__Task details__
Repeat word for word everything from the line containing "Transcribe the text in this document." to the end of the listing, first and last lines included, and only that.

=== Raw records ===

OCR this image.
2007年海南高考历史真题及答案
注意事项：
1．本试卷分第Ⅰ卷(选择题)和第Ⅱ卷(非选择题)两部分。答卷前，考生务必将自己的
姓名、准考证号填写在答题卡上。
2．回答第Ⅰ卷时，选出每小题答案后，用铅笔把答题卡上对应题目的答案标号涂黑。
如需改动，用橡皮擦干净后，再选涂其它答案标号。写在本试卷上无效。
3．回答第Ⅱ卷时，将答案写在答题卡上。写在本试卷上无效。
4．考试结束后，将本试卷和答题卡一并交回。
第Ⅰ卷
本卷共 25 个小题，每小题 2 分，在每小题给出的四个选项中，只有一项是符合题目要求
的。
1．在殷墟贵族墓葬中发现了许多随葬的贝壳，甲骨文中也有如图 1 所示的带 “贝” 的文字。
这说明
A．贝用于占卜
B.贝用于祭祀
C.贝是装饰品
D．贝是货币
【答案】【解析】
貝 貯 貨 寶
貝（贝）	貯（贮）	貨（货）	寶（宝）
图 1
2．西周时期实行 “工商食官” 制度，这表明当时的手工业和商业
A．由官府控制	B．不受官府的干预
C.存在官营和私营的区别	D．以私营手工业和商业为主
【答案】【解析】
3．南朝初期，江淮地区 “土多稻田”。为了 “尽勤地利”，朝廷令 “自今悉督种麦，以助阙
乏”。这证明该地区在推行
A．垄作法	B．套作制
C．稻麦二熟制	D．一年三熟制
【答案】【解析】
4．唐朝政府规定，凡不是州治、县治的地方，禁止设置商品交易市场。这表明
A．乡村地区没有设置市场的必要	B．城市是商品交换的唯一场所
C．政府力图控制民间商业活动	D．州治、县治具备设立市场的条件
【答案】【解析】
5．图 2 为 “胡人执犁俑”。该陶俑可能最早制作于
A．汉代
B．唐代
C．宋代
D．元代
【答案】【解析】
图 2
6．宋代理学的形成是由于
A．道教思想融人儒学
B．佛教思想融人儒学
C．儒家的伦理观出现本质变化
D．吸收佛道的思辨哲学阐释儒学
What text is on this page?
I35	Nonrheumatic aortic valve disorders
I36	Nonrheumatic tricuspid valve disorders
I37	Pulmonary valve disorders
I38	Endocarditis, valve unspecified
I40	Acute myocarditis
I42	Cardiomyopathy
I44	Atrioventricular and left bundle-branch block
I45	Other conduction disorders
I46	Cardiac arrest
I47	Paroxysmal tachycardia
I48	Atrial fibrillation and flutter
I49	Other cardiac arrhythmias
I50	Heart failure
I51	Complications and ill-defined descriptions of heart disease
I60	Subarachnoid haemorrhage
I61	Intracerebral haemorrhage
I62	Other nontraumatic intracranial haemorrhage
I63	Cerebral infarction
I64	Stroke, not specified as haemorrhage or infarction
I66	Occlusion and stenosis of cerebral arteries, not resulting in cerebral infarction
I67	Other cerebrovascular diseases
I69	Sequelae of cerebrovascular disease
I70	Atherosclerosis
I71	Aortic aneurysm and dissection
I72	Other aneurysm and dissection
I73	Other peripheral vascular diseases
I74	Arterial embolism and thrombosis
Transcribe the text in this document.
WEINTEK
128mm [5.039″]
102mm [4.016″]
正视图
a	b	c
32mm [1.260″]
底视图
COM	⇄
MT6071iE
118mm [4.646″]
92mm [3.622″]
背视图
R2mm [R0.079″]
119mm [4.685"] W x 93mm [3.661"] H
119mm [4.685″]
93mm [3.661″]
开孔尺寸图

===

__Response to the exercise__
Transcribe the text in this document.
WEINTEK
128mm [5.039″]
102mm [4.016″]
正视图
a	b	c
32mm [1.260″]
底视图
COM	⇄
MT6071iE
118mm [4.646″]
92mm [3.622″]
背视图
R2mm [R0.079″]
119mm [4.685"] W x 93mm [3.661"] H
119mm [4.685″]
93mm [3.661″]
开孔尺寸图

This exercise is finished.